(Goal):
State the number of lines in the material below that have "inflation" in them, without any other text.

(Input data):
● ● ● ● ● ● ●
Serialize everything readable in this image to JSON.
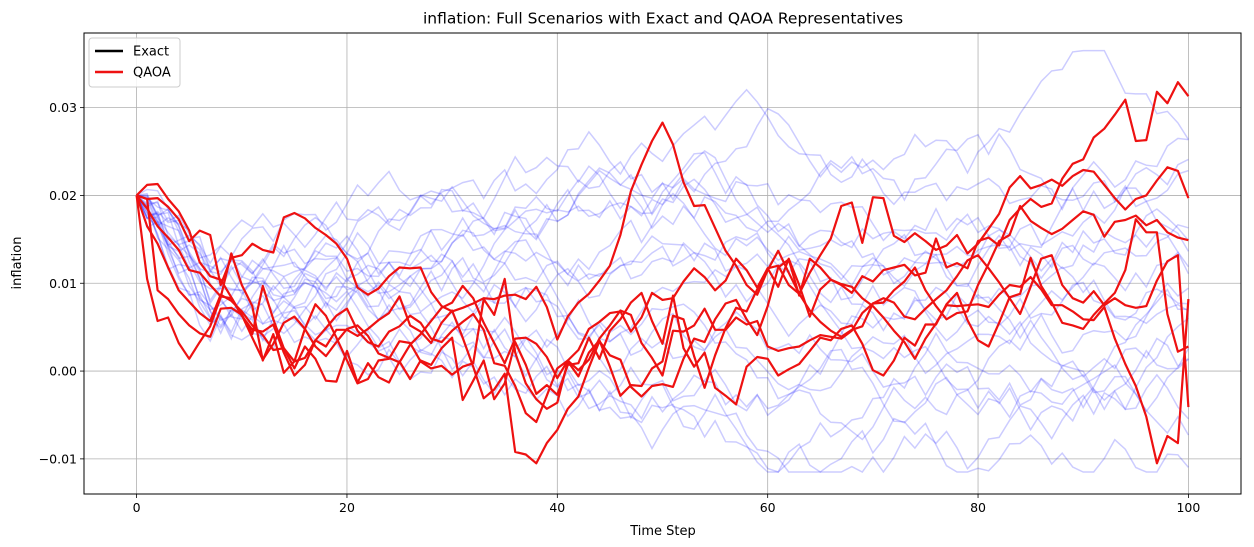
{
  "chart_data": {
    "type": "line",
    "title": "inflation: Full Scenarios with Exact and QAOA Representatives",
    "xlabel": "Time Step",
    "ylabel": "inflation",
    "xlim": [
      -5,
      105
    ],
    "ylim": [
      -0.014,
      0.0385
    ],
    "xticks": [
      0,
      20,
      40,
      60,
      80,
      100
    ],
    "yticks": [
      -0.01,
      0.0,
      0.01,
      0.02,
      0.03
    ],
    "ytick_labels": [
      "−0.01",
      "0.00",
      "0.01",
      "0.02",
      "0.03"
    ],
    "grid": true,
    "legend_position": "top-left",
    "legend": [
      {
        "name": "Exact",
        "color": "#000000"
      },
      {
        "name": "QAOA",
        "color": "#ee1111"
      }
    ],
    "background_series": {
      "color": "#0000ff",
      "opacity": 0.2,
      "count": 20,
      "start": 0.02,
      "steps": 100,
      "y_range": [
        -0.0115,
        0.0365
      ]
    },
    "series": [
      {
        "name": "QAOA",
        "color": "#ee1111",
        "values": [
          0.02,
          0.0196,
          0.0197,
          0.0187,
          0.0173,
          0.0148,
          0.016,
          0.0155,
          0.0098,
          0.0129,
          0.0132,
          0.0145,
          0.0138,
          0.0135,
          0.0175,
          0.018,
          0.0174,
          0.0163,
          0.0155,
          0.0145,
          0.0128,
          0.0095,
          0.0087,
          0.0094,
          0.0108,
          0.0118,
          0.0117,
          0.0118,
          0.009,
          0.0074,
          0.0068,
          0.0072,
          0.0077,
          0.0083,
          0.0082,
          0.0086,
          0.0087,
          0.0082,
          0.0096,
          0.0073,
          0.0036,
          0.0062,
          0.0078,
          0.0088,
          0.0103,
          0.012,
          0.0155,
          0.0205,
          0.0235,
          0.0262,
          0.0283,
          0.0258,
          0.0215,
          0.0188,
          0.0189,
          0.0163,
          0.0137,
          0.012,
          0.0098,
          0.0087,
          0.0115,
          0.0137,
          0.0112,
          0.0088,
          0.0112,
          0.0132,
          0.0151,
          0.0188,
          0.0192,
          0.0146,
          0.0198,
          0.0197,
          0.0154,
          0.0147,
          0.0157,
          0.0148,
          0.0138,
          0.0143,
          0.0155,
          0.0134,
          0.0145,
          0.0162,
          0.0179,
          0.0209,
          0.0222,
          0.0208,
          0.0212,
          0.0218,
          0.0211,
          0.0222,
          0.0229,
          0.0227,
          0.0212,
          0.0197,
          0.0184,
          0.0196,
          0.02,
          0.0217,
          0.0232,
          0.0228,
          0.0197
        ]
      },
      {
        "name": "QAOA",
        "color": "#ee1111",
        "values": [
          0.02,
          0.0212,
          0.0213,
          0.0196,
          0.0182,
          0.016,
          0.0124,
          0.0108,
          0.0104,
          0.0084,
          0.0064,
          0.0038,
          0.0013,
          0.0031,
          0.0055,
          0.0062,
          0.0048,
          0.0028,
          0.0017,
          0.0033,
          0.0048,
          0.0052,
          0.004,
          0.002,
          0.0015,
          0.001,
          0.003,
          0.0042,
          0.0057,
          0.0072,
          0.0078,
          0.0097,
          0.0083,
          0.0055,
          0.0032,
          0.0009,
          0.0037,
          0.0038,
          0.0031,
          0.0016,
          -0.0008,
          0.0012,
          0.0024,
          0.0048,
          0.0056,
          0.0066,
          0.0068,
          0.0045,
          0.0061,
          0.0089,
          0.0081,
          0.0083,
          0.0102,
          0.0117,
          0.0107,
          0.0092,
          0.0103,
          0.0128,
          0.0115,
          0.0095,
          0.0117,
          0.012,
          0.0098,
          0.0088,
          0.0069,
          0.0056,
          0.0046,
          0.0039,
          0.0047,
          0.0051,
          0.0077,
          0.0078,
          0.0092,
          0.0102,
          0.0118,
          0.0092,
          0.0074,
          0.0059,
          0.0066,
          0.0068,
          0.0098,
          0.0122,
          0.0148,
          0.0155,
          0.0188,
          0.0171,
          0.0163,
          0.0156,
          0.0162,
          0.0172,
          0.0182,
          0.0178,
          0.0153,
          0.017,
          0.0172,
          0.0177,
          0.0166,
          0.0172,
          0.0158,
          0.0152,
          0.0149
        ]
      },
      {
        "name": "QAOA",
        "color": "#ee1111",
        "values": [
          0.02,
          0.0165,
          0.0145,
          0.0118,
          0.0092,
          0.0079,
          0.0066,
          0.0057,
          0.0087,
          0.008,
          0.0068,
          0.0052,
          0.0041,
          0.0024,
          0.0026,
          0.0011,
          0.0015,
          0.0035,
          0.0049,
          0.0063,
          0.0071,
          0.0046,
          0.0033,
          0.0028,
          0.0045,
          0.0051,
          0.0063,
          0.0055,
          0.0037,
          0.0033,
          0.0046,
          0.0056,
          0.0065,
          0.0047,
          0.0009,
          0.0006,
          -0.0017,
          -0.0048,
          -0.0058,
          -0.0028,
          0.0003,
          0.0012,
          0.0001,
          0.0013,
          0.0037,
          0.0052,
          0.0069,
          0.0064,
          0.0032,
          0.0015,
          -0.0005,
          0.0046,
          0.0045,
          0.0052,
          0.0071,
          0.0047,
          0.0047,
          0.0061,
          0.0053,
          0.0057,
          0.0028,
          0.0023,
          0.0026,
          0.0028,
          0.0035,
          0.0041,
          0.0039,
          0.0037,
          0.0046,
          0.0066,
          0.0077,
          0.0083,
          0.0078,
          0.0062,
          0.0059,
          0.0071,
          0.0082,
          0.0092,
          0.0108,
          0.0126,
          0.0132,
          0.0117,
          0.0101,
          0.0083,
          0.0065,
          0.0096,
          0.0128,
          0.0132,
          0.0098,
          0.0083,
          0.0078,
          0.0091,
          0.0075,
          0.0083,
          0.0075,
          0.0072,
          0.0074,
          0.0103,
          0.0125,
          0.0132,
          -0.0041
        ]
      },
      {
        "name": "QAOA",
        "color": "#ee1111",
        "values": [
          0.02,
          0.0105,
          0.0057,
          0.0061,
          0.0032,
          0.0014,
          0.0033,
          0.0051,
          0.0084,
          0.0134,
          0.0098,
          0.0074,
          0.0012,
          0.0042,
          -0.0002,
          0.0011,
          0.0048,
          0.0076,
          0.0063,
          0.0038,
          0.0012,
          -0.0014,
          -0.0009,
          0.0012,
          0.0014,
          0.0034,
          0.0032,
          0.0011,
          0.0003,
          0.0006,
          -0.0004,
          0.0005,
          0.0009,
          0.0082,
          0.0064,
          0.0105,
          0.0021,
          -0.0014,
          -0.0032,
          -0.0043,
          -0.0036,
          0.0011,
          -0.0006,
          0.0021,
          0.0035,
          0.0005,
          -0.0028,
          -0.0016,
          -0.0017,
          0.0003,
          0.0011,
          0.0063,
          0.0059,
          0.0017,
          -0.0019,
          0.0018,
          0.0049,
          0.0072,
          0.0068,
          0.0093,
          0.0117,
          0.0096,
          0.0128,
          0.0098,
          0.0062,
          0.0093,
          0.0104,
          0.0098,
          0.0089,
          0.0108,
          0.0102,
          0.0115,
          0.0118,
          0.0121,
          0.0109,
          0.0112,
          0.0151,
          0.0118,
          0.0123,
          0.0117,
          0.0148,
          0.0152,
          0.0143,
          0.0172,
          0.0185,
          0.0196,
          0.0187,
          0.0191,
          0.0219,
          0.0236,
          0.0241,
          0.0266,
          0.0276,
          0.0292,
          0.0309,
          0.0262,
          0.0263,
          0.0318,
          0.0305,
          0.0329,
          0.0313
        ]
      },
      {
        "name": "QAOA",
        "color": "#ee1111",
        "values": [
          0.02,
          0.0185,
          0.0165,
          0.0152,
          0.0138,
          0.0115,
          0.0112,
          0.0098,
          0.0085,
          0.0083,
          0.0063,
          0.0047,
          0.0045,
          0.0053,
          0.0021,
          -0.0005,
          0.0007,
          0.0035,
          0.0028,
          0.0047,
          0.0047,
          0.004,
          0.0048,
          0.0058,
          0.0066,
          0.0085,
          0.0052,
          0.0045,
          0.0032,
          0.0055,
          0.0069,
          0.0038,
          0.0005,
          -0.0031,
          -0.0021,
          -0.0003,
          -0.0092,
          -0.0095,
          -0.0105,
          -0.0082,
          -0.0067,
          -0.0043,
          -0.0029,
          0.0004,
          0.0034,
          0.0018,
          0.0013,
          -0.0018,
          -0.0029,
          -0.0017,
          -0.0015,
          -0.0018,
          0.0014,
          0.0037,
          0.0033,
          0.0059,
          0.0077,
          0.0081,
          0.0059,
          0.0041,
          0.0074,
          0.0118,
          0.0127,
          0.0086,
          0.0128,
          0.0118,
          0.0104,
          0.0099,
          0.0096,
          0.0083,
          0.0074,
          0.0061,
          0.0046,
          0.0033,
          0.0014,
          0.0037,
          0.0054,
          0.0075,
          0.0074,
          0.0075,
          0.0076,
          0.0073,
          0.0087,
          0.0098,
          0.0096,
          0.0107,
          0.0093,
          0.0075,
          0.0075,
          0.0068,
          0.0059,
          0.0058,
          0.0073,
          0.0037,
          0.0008,
          -0.0017,
          -0.0052,
          -0.0105,
          -0.0074,
          -0.0082,
          0.0082
        ]
      },
      {
        "name": "QAOA",
        "color": "#ee1111",
        "values": [
          0.02,
          0.0196,
          0.0092,
          0.0082,
          0.0065,
          0.0052,
          0.0043,
          0.0039,
          0.0071,
          0.0072,
          0.0064,
          0.0042,
          0.0097,
          0.0059,
          0.0026,
          0.0003,
          0.0028,
          0.0014,
          -0.0011,
          -0.0012,
          0.0023,
          -0.0013,
          0.0009,
          -0.0007,
          -0.0013,
          0.0011,
          -0.0009,
          0.0012,
          0.0007,
          0.0026,
          0.0038,
          -0.0033,
          -0.0011,
          0.0012,
          -0.0032,
          -0.0014,
          0.0033,
          0.0007,
          -0.0026,
          -0.0016,
          -0.0027,
          0.0007,
          0.0009,
          0.0038,
          0.0014,
          0.0046,
          0.0059,
          0.0078,
          0.0089,
          0.0057,
          0.0031,
          0.0086,
          0.0026,
          0.0005,
          0.0021,
          -0.0019,
          -0.0028,
          -0.0038,
          0.0005,
          0.0016,
          0.0014,
          -0.0005,
          0.0002,
          0.0008,
          0.0023,
          0.0038,
          0.0035,
          0.0048,
          0.0052,
          0.0031,
          0.0001,
          -0.0005,
          0.0012,
          0.0038,
          0.0029,
          0.0053,
          0.0053,
          0.0076,
          0.0089,
          0.0058,
          0.0035,
          0.0028,
          0.0055,
          0.0084,
          0.0088,
          0.0129,
          0.0097,
          0.0078,
          0.0055,
          0.0052,
          0.0048,
          0.0064,
          0.0077,
          0.0089,
          0.0115,
          0.0173,
          0.0158,
          0.0158,
          0.0065,
          0.0022,
          0.0028
        ]
      }
    ]
  }
}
● ● ● ● ● ● ●
(Response to this task):
2